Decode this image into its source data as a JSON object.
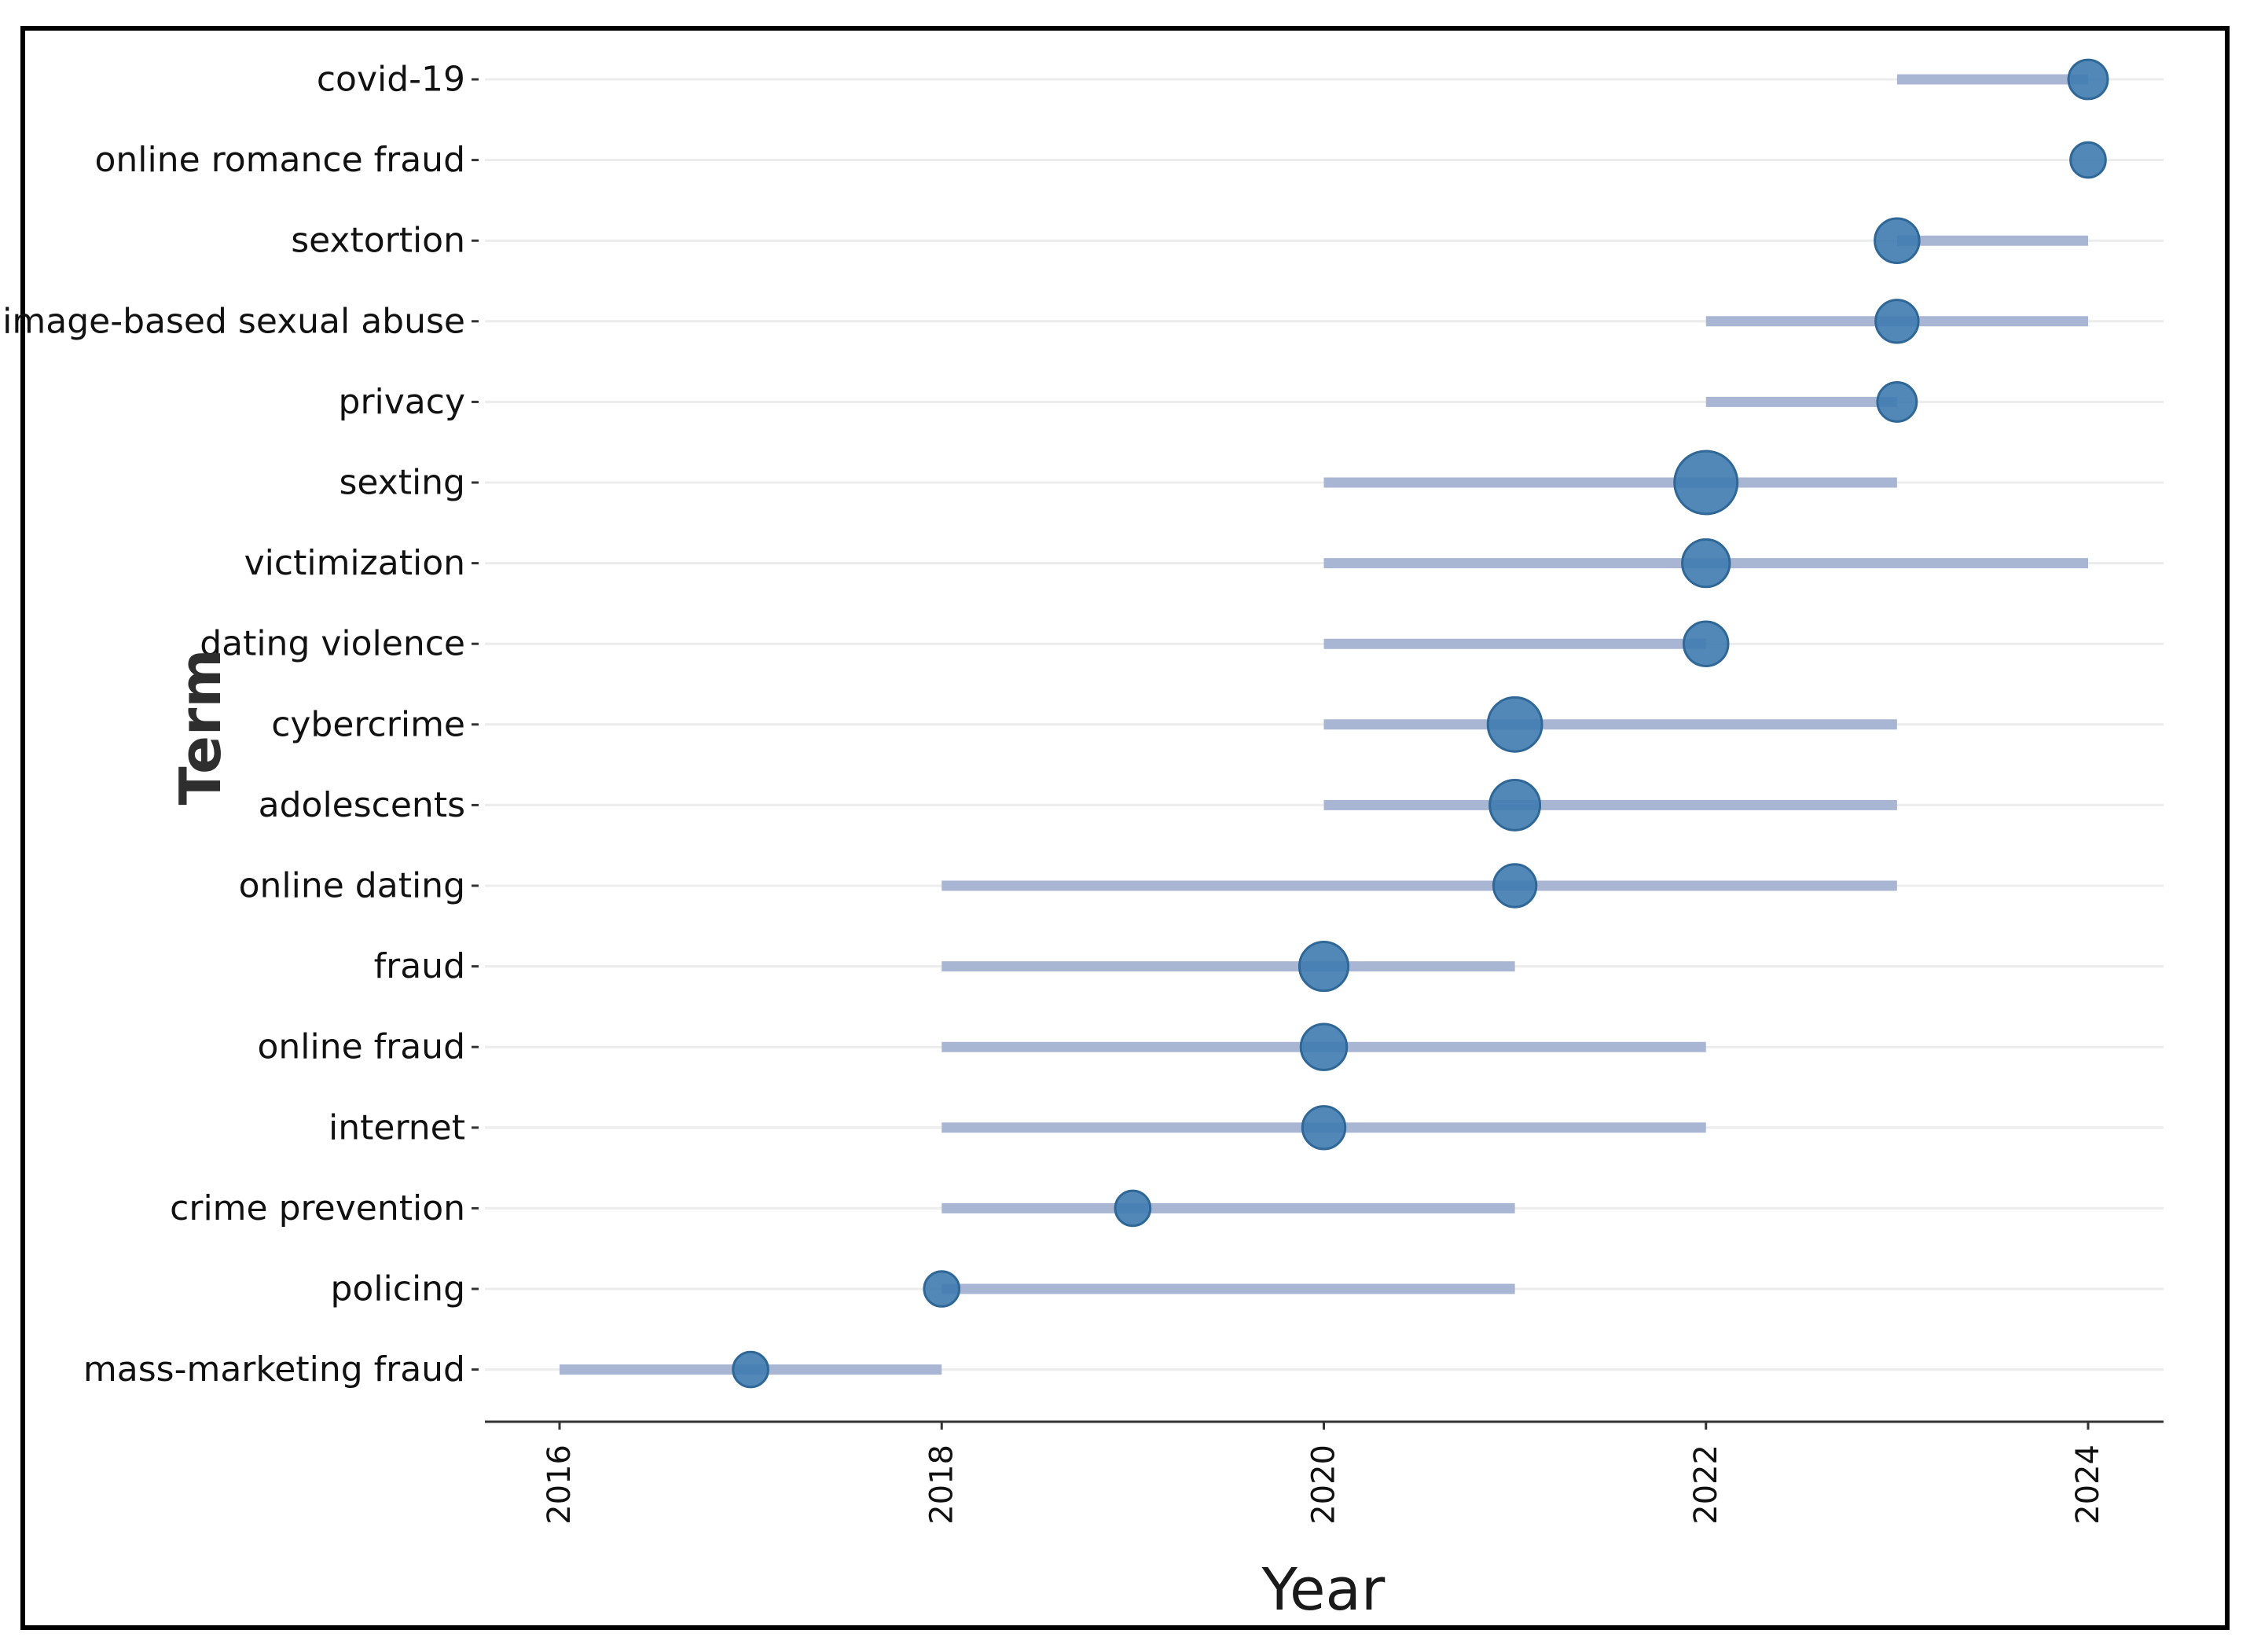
{
  "chart_data": {
    "type": "scatter",
    "subtype": "trend-topics-dot-range",
    "title": "",
    "xlabel": "Year",
    "ylabel": "Term",
    "xlim": [
      2015.8,
      2024.2
    ],
    "x_ticks": [
      2016,
      2018,
      2020,
      2022,
      2024
    ],
    "grid": true,
    "colors": {
      "bar": "#a9b6d3",
      "dot": "#3f7bb0",
      "dot_outline": "#2f6797"
    },
    "terms": [
      {
        "term": "covid-19",
        "start": 2023,
        "median": 2024,
        "end": 2024,
        "freq": 7
      },
      {
        "term": "online romance fraud",
        "start": 2024,
        "median": 2024,
        "end": 2024,
        "freq": 5
      },
      {
        "term": "sextortion",
        "start": 2023,
        "median": 2023,
        "end": 2024,
        "freq": 10
      },
      {
        "term": "image-based sexual abuse",
        "start": 2022,
        "median": 2023,
        "end": 2024,
        "freq": 9
      },
      {
        "term": "privacy",
        "start": 2022,
        "median": 2023,
        "end": 2023,
        "freq": 7
      },
      {
        "term": "sexting",
        "start": 2020,
        "median": 2022,
        "end": 2023,
        "freq": 25
      },
      {
        "term": "victimization",
        "start": 2020,
        "median": 2022,
        "end": 2024,
        "freq": 12
      },
      {
        "term": "dating violence",
        "start": 2020,
        "median": 2022,
        "end": 2022,
        "freq": 10
      },
      {
        "term": "cybercrime",
        "start": 2020,
        "median": 2021,
        "end": 2023,
        "freq": 17
      },
      {
        "term": "adolescents",
        "start": 2020,
        "median": 2021,
        "end": 2023,
        "freq": 14
      },
      {
        "term": "online dating",
        "start": 2018,
        "median": 2021,
        "end": 2023,
        "freq": 9
      },
      {
        "term": "fraud",
        "start": 2018,
        "median": 2020,
        "end": 2021,
        "freq": 13
      },
      {
        "term": "online fraud",
        "start": 2018,
        "median": 2020,
        "end": 2022,
        "freq": 11
      },
      {
        "term": "internet",
        "start": 2018,
        "median": 2020,
        "end": 2022,
        "freq": 9
      },
      {
        "term": "crime prevention",
        "start": 2018,
        "median": 2019,
        "end": 2021,
        "freq": 5
      },
      {
        "term": "policing",
        "start": 2018,
        "median": 2018,
        "end": 2021,
        "freq": 5
      },
      {
        "term": "mass-marketing fraud",
        "start": 2016,
        "median": 2017,
        "end": 2018,
        "freq": 5
      }
    ]
  }
}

——

▶ What you have to do
Quote all the lines above exactly as given. Do not include the pictures.

▶ Exercise response
Decode this image into its source data as a JSON object.
{
  "chart_data": {
    "type": "scatter",
    "subtype": "trend-topics-dot-range",
    "title": "",
    "xlabel": "Year",
    "ylabel": "Term",
    "xlim": [
      2015.8,
      2024.2
    ],
    "x_ticks": [
      2016,
      2018,
      2020,
      2022,
      2024
    ],
    "grid": true,
    "colors": {
      "bar": "#a9b6d3",
      "dot": "#3f7bb0",
      "dot_outline": "#2f6797"
    },
    "terms": [
      {
        "term": "covid-19",
        "start": 2023,
        "median": 2024,
        "end": 2024,
        "freq": 7
      },
      {
        "term": "online romance fraud",
        "start": 2024,
        "median": 2024,
        "end": 2024,
        "freq": 5
      },
      {
        "term": "sextortion",
        "start": 2023,
        "median": 2023,
        "end": 2024,
        "freq": 10
      },
      {
        "term": "image-based sexual abuse",
        "start": 2022,
        "median": 2023,
        "end": 2024,
        "freq": 9
      },
      {
        "term": "privacy",
        "start": 2022,
        "median": 2023,
        "end": 2023,
        "freq": 7
      },
      {
        "term": "sexting",
        "start": 2020,
        "median": 2022,
        "end": 2023,
        "freq": 25
      },
      {
        "term": "victimization",
        "start": 2020,
        "median": 2022,
        "end": 2024,
        "freq": 12
      },
      {
        "term": "dating violence",
        "start": 2020,
        "median": 2022,
        "end": 2022,
        "freq": 10
      },
      {
        "term": "cybercrime",
        "start": 2020,
        "median": 2021,
        "end": 2023,
        "freq": 17
      },
      {
        "term": "adolescents",
        "start": 2020,
        "median": 2021,
        "end": 2023,
        "freq": 14
      },
      {
        "term": "online dating",
        "start": 2018,
        "median": 2021,
        "end": 2023,
        "freq": 9
      },
      {
        "term": "fraud",
        "start": 2018,
        "median": 2020,
        "end": 2021,
        "freq": 13
      },
      {
        "term": "online fraud",
        "start": 2018,
        "median": 2020,
        "end": 2022,
        "freq": 11
      },
      {
        "term": "internet",
        "start": 2018,
        "median": 2020,
        "end": 2022,
        "freq": 9
      },
      {
        "term": "crime prevention",
        "start": 2018,
        "median": 2019,
        "end": 2021,
        "freq": 5
      },
      {
        "term": "policing",
        "start": 2018,
        "median": 2018,
        "end": 2021,
        "freq": 5
      },
      {
        "term": "mass-marketing fraud",
        "start": 2016,
        "median": 2017,
        "end": 2018,
        "freq": 5
      }
    ]
  }
}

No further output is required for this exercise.